[LISTING start]
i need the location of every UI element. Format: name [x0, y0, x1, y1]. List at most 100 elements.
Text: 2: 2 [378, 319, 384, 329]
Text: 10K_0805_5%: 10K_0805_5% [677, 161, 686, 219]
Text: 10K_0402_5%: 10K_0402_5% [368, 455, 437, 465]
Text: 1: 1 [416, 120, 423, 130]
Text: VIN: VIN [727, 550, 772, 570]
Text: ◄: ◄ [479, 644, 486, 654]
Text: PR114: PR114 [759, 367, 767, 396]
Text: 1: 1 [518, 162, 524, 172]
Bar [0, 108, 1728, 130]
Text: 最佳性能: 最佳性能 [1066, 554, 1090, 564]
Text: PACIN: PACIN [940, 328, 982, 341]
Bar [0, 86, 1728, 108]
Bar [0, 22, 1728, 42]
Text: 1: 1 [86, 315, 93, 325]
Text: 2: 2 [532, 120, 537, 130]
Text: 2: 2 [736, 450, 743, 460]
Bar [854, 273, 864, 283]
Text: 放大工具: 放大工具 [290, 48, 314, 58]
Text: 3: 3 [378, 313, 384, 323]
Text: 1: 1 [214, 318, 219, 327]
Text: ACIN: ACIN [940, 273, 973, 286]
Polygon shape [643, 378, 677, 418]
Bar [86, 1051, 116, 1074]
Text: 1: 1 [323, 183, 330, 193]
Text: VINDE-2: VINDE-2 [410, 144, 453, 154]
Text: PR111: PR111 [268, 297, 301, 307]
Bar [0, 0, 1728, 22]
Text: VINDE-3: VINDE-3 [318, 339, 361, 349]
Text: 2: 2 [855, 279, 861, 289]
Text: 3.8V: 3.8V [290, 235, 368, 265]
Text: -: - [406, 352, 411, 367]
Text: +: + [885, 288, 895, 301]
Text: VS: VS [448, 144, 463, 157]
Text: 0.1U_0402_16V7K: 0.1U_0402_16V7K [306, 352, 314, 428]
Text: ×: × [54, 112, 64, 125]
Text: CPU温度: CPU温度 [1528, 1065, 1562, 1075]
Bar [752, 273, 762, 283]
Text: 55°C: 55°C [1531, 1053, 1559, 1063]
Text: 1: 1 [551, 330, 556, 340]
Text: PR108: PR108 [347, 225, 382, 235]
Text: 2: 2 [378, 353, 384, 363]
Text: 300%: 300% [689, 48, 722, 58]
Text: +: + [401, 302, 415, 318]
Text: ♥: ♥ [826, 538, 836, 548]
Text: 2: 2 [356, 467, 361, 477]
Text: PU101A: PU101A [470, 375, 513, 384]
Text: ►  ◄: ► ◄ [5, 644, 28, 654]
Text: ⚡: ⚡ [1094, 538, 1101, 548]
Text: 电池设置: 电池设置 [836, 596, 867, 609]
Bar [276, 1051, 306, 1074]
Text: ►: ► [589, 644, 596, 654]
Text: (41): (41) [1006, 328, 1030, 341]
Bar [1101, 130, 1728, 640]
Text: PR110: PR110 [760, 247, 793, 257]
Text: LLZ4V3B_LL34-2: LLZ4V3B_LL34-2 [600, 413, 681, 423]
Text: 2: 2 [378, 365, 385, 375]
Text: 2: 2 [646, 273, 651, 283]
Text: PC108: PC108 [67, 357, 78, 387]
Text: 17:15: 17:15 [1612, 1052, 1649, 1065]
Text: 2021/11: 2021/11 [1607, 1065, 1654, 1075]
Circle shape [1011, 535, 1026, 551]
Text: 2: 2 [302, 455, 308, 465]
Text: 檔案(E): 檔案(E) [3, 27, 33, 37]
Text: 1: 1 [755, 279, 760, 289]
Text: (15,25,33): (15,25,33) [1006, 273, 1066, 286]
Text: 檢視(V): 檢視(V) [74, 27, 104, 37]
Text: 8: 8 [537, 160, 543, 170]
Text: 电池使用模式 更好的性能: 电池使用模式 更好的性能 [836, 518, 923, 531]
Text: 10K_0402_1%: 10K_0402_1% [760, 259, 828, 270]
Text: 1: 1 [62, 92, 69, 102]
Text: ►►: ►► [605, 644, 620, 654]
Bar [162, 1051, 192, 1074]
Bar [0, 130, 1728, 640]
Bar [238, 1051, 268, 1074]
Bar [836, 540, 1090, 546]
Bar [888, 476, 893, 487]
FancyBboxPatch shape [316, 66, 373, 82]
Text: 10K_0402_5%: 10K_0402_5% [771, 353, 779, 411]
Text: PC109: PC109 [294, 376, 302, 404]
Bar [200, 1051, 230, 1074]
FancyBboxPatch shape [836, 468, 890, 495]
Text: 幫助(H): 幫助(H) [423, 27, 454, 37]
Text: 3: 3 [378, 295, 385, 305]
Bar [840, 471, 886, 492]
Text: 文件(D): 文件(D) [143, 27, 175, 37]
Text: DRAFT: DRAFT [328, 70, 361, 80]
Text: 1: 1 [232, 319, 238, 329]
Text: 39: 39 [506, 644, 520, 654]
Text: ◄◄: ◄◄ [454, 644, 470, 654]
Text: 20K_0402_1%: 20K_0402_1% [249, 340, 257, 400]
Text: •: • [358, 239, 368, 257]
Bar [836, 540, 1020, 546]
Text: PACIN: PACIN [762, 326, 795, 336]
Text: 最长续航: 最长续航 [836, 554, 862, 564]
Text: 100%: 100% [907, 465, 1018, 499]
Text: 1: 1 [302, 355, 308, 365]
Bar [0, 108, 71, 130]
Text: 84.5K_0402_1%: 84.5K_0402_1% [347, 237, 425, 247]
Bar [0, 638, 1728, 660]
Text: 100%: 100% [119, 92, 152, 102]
[LISTING end]
• GIVEN TASK
Rewrite the items above with "PACIN" replaced by "PVIN" wherever it occurs, changing nothing else.

• SOLUTION FOR THIS TASK
i need the location of every UI element. Format: name [x0, y0, x1, y1]. List at most 100 elements.
Text: 2: 2 [378, 319, 384, 329]
Text: 10K_0805_5%: 10K_0805_5% [677, 161, 686, 219]
Text: 10K_0402_5%: 10K_0402_5% [368, 455, 437, 465]
Text: 1: 1 [416, 120, 423, 130]
Text: VIN: VIN [727, 550, 772, 570]
Text: ◄: ◄ [479, 644, 486, 654]
Text: PR114: PR114 [759, 367, 767, 396]
Text: 1: 1 [518, 162, 524, 172]
Bar [0, 108, 1728, 130]
Text: 最佳性能: 最佳性能 [1066, 554, 1090, 564]
Text: PVIN: PVIN [940, 328, 982, 341]
Bar [0, 86, 1728, 108]
Bar [0, 22, 1728, 42]
Text: 1: 1 [86, 315, 93, 325]
Text: 2: 2 [532, 120, 537, 130]
Text: 2: 2 [736, 450, 743, 460]
Bar [854, 273, 864, 283]
Text: 放大工具: 放大工具 [290, 48, 314, 58]
Text: 3: 3 [378, 313, 384, 323]
Text: 1: 1 [214, 318, 219, 327]
Text: ACIN: ACIN [940, 273, 973, 286]
Polygon shape [643, 378, 677, 418]
Bar [86, 1051, 116, 1074]
Text: 1: 1 [323, 183, 330, 193]
Text: VINDE-2: VINDE-2 [410, 144, 453, 154]
Text: PR111: PR111 [268, 297, 301, 307]
Bar [0, 0, 1728, 22]
Text: VINDE-3: VINDE-3 [318, 339, 361, 349]
Text: 2: 2 [855, 279, 861, 289]
Text: 3.8V: 3.8V [290, 235, 368, 265]
Text: -: - [406, 352, 411, 367]
Text: +: + [885, 288, 895, 301]
Text: VS: VS [448, 144, 463, 157]
Text: 0.1U_0402_16V7K: 0.1U_0402_16V7K [306, 352, 314, 428]
Text: ×: × [54, 112, 64, 125]
Text: CPU温度: CPU温度 [1528, 1065, 1562, 1075]
Bar [752, 273, 762, 283]
Text: 55°C: 55°C [1531, 1053, 1559, 1063]
Text: 1: 1 [551, 330, 556, 340]
Text: PR108: PR108 [347, 225, 382, 235]
Text: 2: 2 [378, 353, 384, 363]
Text: 300%: 300% [689, 48, 722, 58]
Text: +: + [401, 302, 415, 318]
Text: ♥: ♥ [826, 538, 836, 548]
Text: 2: 2 [356, 467, 361, 477]
Text: PU101A: PU101A [470, 375, 513, 384]
Text: ►  ◄: ► ◄ [5, 644, 28, 654]
Text: ⚡: ⚡ [1094, 538, 1101, 548]
Text: 电池设置: 电池设置 [836, 596, 867, 609]
Bar [276, 1051, 306, 1074]
Text: ►: ► [589, 644, 596, 654]
Text: (41): (41) [1006, 328, 1030, 341]
Bar [1101, 130, 1728, 640]
Text: PR110: PR110 [760, 247, 793, 257]
Text: LLZ4V3B_LL34-2: LLZ4V3B_LL34-2 [600, 413, 681, 423]
Text: 2: 2 [378, 365, 385, 375]
Text: 2: 2 [646, 273, 651, 283]
Text: PC108: PC108 [67, 357, 78, 387]
Text: 17:15: 17:15 [1612, 1052, 1649, 1065]
Text: 2021/11: 2021/11 [1607, 1065, 1654, 1075]
Circle shape [1011, 535, 1026, 551]
Text: 2: 2 [302, 455, 308, 465]
Text: 檔案(E): 檔案(E) [3, 27, 33, 37]
Text: 1: 1 [755, 279, 760, 289]
Text: (15,25,33): (15,25,33) [1006, 273, 1066, 286]
Text: 檢視(V): 檢視(V) [74, 27, 104, 37]
Text: 8: 8 [537, 160, 543, 170]
Text: 电池使用模式 更好的性能: 电池使用模式 更好的性能 [836, 518, 923, 531]
Text: 10K_0402_1%: 10K_0402_1% [760, 259, 828, 270]
Text: 1: 1 [62, 92, 69, 102]
Text: ►►: ►► [605, 644, 620, 654]
Bar [162, 1051, 192, 1074]
Bar [0, 130, 1728, 640]
Bar [238, 1051, 268, 1074]
Bar [836, 540, 1090, 546]
Bar [888, 476, 893, 487]
FancyBboxPatch shape [316, 66, 373, 82]
Text: 10K_0402_5%: 10K_0402_5% [771, 353, 779, 411]
Text: PC109: PC109 [294, 376, 302, 404]
Bar [200, 1051, 230, 1074]
FancyBboxPatch shape [836, 468, 890, 495]
Text: 幫助(H): 幫助(H) [423, 27, 454, 37]
Text: 3: 3 [378, 295, 385, 305]
Bar [840, 471, 886, 492]
Text: 文件(D): 文件(D) [143, 27, 175, 37]
Text: DRAFT: DRAFT [328, 70, 361, 80]
Text: 1: 1 [232, 319, 238, 329]
Text: 39: 39 [506, 644, 520, 654]
Text: ◄◄: ◄◄ [454, 644, 470, 654]
Text: 20K_0402_1%: 20K_0402_1% [249, 340, 257, 400]
Text: •: • [358, 239, 368, 257]
Bar [836, 540, 1020, 546]
Text: PVIN: PVIN [762, 326, 795, 336]
Text: 最长续航: 最长续航 [836, 554, 862, 564]
Text: 100%: 100% [907, 465, 1018, 499]
Text: 1: 1 [302, 355, 308, 365]
Bar [0, 108, 71, 130]
Text: 84.5K_0402_1%: 84.5K_0402_1% [347, 237, 425, 247]
Bar [0, 638, 1728, 660]
Text: 100%: 100% [119, 92, 152, 102]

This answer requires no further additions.